◆ **Aim of the exercise**: Write out all of the lines below, exactly and completely.

◆ **Data**:
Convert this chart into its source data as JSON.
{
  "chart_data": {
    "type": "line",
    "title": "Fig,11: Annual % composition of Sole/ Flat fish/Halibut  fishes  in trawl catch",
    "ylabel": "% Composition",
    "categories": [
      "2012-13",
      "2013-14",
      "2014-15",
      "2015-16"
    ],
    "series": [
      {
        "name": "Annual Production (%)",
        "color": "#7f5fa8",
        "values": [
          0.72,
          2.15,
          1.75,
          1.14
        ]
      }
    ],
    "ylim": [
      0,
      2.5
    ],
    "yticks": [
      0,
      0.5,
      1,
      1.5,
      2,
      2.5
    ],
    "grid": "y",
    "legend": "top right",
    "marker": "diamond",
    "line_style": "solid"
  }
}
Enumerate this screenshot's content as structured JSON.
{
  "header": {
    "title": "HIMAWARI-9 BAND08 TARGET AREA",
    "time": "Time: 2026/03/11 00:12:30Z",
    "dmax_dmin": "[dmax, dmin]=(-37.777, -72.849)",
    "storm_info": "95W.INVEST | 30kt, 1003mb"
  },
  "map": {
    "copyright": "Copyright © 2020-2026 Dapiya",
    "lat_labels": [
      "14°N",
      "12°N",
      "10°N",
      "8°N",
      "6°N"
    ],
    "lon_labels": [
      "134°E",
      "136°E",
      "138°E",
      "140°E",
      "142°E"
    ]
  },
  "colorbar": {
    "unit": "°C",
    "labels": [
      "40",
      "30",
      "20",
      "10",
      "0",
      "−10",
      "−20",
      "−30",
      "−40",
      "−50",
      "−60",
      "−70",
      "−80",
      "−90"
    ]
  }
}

◆ **Answer to this exercise**:
Convert this chart into its source data as JSON.
{
  "chart_data": {
    "type": "line",
    "title": "Fig,11: Annual % composition of Sole/ Flat fish/Halibut  fishes  in trawl catch",
    "ylabel": "% Composition",
    "categories": [
      "2012-13",
      "2013-14",
      "2014-15",
      "2015-16"
    ],
    "series": [
      {
        "name": "Annual Production (%)",
        "color": "#7f5fa8",
        "values": [
          0.72,
          2.15,
          1.75,
          1.14
        ]
      }
    ],
    "ylim": [
      0,
      2.5
    ],
    "yticks": [
      0,
      0.5,
      1,
      1.5,
      2,
      2.5
    ],
    "grid": "y",
    "legend": "top right",
    "marker": "diamond",
    "line_style": "solid"
  }
}
Enumerate this screenshot's content as structured JSON.
{
  "header": {
    "title": "HIMAWARI-9 BAND08 TARGET AREA",
    "time": "Time: 2026/03/11 00:12:30Z",
    "dmax_dmin": "[dmax, dmin]=(-37.777, -72.849)",
    "storm_info": "95W.INVEST | 30kt, 1003mb"
  },
  "map": {
    "copyright": "Copyright © 2020-2026 Dapiya",
    "lat_labels": [
      "14°N",
      "12°N",
      "10°N",
      "8°N",
      "6°N"
    ],
    "lon_labels": [
      "134°E",
      "136°E",
      "138°E",
      "140°E",
      "142°E"
    ]
  },
  "colorbar": {
    "unit": "°C",
    "labels": [
      "40",
      "30",
      "20",
      "10",
      "0",
      "−10",
      "−20",
      "−30",
      "−40",
      "−50",
      "−60",
      "−70",
      "−80",
      "−90"
    ]
  }
}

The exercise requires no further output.